## start
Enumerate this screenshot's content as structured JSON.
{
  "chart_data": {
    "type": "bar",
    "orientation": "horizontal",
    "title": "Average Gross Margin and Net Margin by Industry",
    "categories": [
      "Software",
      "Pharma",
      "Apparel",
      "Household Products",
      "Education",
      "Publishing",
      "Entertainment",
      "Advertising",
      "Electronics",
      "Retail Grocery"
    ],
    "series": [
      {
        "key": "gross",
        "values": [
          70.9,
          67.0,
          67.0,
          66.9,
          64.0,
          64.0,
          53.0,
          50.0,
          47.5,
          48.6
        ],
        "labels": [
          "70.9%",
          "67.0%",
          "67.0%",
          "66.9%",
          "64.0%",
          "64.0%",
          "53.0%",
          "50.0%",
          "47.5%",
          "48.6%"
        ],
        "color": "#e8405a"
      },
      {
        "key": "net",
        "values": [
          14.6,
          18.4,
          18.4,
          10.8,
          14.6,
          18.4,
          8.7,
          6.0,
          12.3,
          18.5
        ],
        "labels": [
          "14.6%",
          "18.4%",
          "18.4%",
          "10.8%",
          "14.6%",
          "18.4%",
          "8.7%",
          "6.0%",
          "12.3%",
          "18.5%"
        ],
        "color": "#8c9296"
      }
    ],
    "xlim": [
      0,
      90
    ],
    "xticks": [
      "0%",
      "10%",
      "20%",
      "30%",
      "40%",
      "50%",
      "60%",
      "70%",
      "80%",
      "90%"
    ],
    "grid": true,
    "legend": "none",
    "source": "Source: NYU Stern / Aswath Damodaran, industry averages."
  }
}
## end
Exactly reproduce every line of the data above.

Final answer:
Enumerate this screenshot's content as structured JSON.
{
  "chart_data": {
    "type": "bar",
    "orientation": "horizontal",
    "title": "Average Gross Margin and Net Margin by Industry",
    "categories": [
      "Software",
      "Pharma",
      "Apparel",
      "Household Products",
      "Education",
      "Publishing",
      "Entertainment",
      "Advertising",
      "Electronics",
      "Retail Grocery"
    ],
    "series": [
      {
        "key": "gross",
        "values": [
          70.9,
          67.0,
          67.0,
          66.9,
          64.0,
          64.0,
          53.0,
          50.0,
          47.5,
          48.6
        ],
        "labels": [
          "70.9%",
          "67.0%",
          "67.0%",
          "66.9%",
          "64.0%",
          "64.0%",
          "53.0%",
          "50.0%",
          "47.5%",
          "48.6%"
        ],
        "color": "#e8405a"
      },
      {
        "key": "net",
        "values": [
          14.6,
          18.4,
          18.4,
          10.8,
          14.6,
          18.4,
          8.7,
          6.0,
          12.3,
          18.5
        ],
        "labels": [
          "14.6%",
          "18.4%",
          "18.4%",
          "10.8%",
          "14.6%",
          "18.4%",
          "8.7%",
          "6.0%",
          "12.3%",
          "18.5%"
        ],
        "color": "#8c9296"
      }
    ],
    "xlim": [
      0,
      90
    ],
    "xticks": [
      "0%",
      "10%",
      "20%",
      "30%",
      "40%",
      "50%",
      "60%",
      "70%",
      "80%",
      "90%"
    ],
    "grid": true,
    "legend": "none",
    "source": "Source: NYU Stern / Aswath Damodaran, industry averages."
  }
}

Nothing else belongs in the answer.